Written instruction:
Restate each entry word for word, leaving nothing out.

##### Materials provided

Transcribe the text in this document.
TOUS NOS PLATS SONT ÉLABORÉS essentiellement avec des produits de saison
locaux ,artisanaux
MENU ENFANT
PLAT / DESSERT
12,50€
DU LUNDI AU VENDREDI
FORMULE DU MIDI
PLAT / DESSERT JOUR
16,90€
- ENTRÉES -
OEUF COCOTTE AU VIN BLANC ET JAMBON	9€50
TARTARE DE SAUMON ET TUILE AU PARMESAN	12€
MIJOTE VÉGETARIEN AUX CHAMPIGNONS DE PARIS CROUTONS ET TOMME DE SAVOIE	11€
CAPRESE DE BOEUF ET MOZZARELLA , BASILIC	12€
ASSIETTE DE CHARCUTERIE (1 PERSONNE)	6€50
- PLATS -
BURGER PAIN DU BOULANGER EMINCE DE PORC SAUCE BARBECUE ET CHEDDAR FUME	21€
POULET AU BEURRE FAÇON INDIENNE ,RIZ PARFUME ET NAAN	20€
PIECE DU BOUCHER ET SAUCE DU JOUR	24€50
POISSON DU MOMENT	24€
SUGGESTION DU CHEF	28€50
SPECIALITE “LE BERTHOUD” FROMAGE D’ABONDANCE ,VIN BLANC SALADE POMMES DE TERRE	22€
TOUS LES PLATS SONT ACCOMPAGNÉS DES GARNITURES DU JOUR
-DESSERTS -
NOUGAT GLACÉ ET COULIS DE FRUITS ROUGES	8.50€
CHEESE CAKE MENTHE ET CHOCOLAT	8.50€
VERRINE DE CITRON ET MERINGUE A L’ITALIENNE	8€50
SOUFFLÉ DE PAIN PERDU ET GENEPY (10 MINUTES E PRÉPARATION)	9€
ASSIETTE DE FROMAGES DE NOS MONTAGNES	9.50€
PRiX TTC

##########

Correct response:
Transcribe the text in this document.
TOUS NOS PLATS SONT ÉLABORÉS essentiellement avec des produits de saison
locaux ,artisanaux
MENU ENFANT
PLAT / DESSERT
12,50€
DU LUNDI AU VENDREDI
FORMULE DU MIDI
PLAT / DESSERT JOUR
16,90€
- ENTRÉES -
OEUF COCOTTE AU VIN BLANC ET JAMBON	9€50
TARTARE DE SAUMON ET TUILE AU PARMESAN	12€
MIJOTE VÉGETARIEN AUX CHAMPIGNONS DE PARIS CROUTONS ET TOMME DE SAVOIE	11€
CAPRESE DE BOEUF ET MOZZARELLA , BASILIC	12€
ASSIETTE DE CHARCUTERIE (1 PERSONNE)	6€50
- PLATS -
BURGER PAIN DU BOULANGER EMINCE DE PORC SAUCE BARBECUE ET CHEDDAR FUME	21€
POULET AU BEURRE FAÇON INDIENNE ,RIZ PARFUME ET NAAN	20€
PIECE DU BOUCHER ET SAUCE DU JOUR	24€50
POISSON DU MOMENT	24€
SUGGESTION DU CHEF	28€50
SPECIALITE “LE BERTHOUD” FROMAGE D’ABONDANCE ,VIN BLANC SALADE POMMES DE TERRE	22€
TOUS LES PLATS SONT ACCOMPAGNÉS DES GARNITURES DU JOUR
-DESSERTS -
NOUGAT GLACÉ ET COULIS DE FRUITS ROUGES	8.50€
CHEESE CAKE MENTHE ET CHOCOLAT	8.50€
VERRINE DE CITRON ET MERINGUE A L’ITALIENNE	8€50
SOUFFLÉ DE PAIN PERDU ET GENEPY (10 MINUTES E PRÉPARATION)	9€
ASSIETTE DE FROMAGES DE NOS MONTAGNES	9.50€
PRiX TTC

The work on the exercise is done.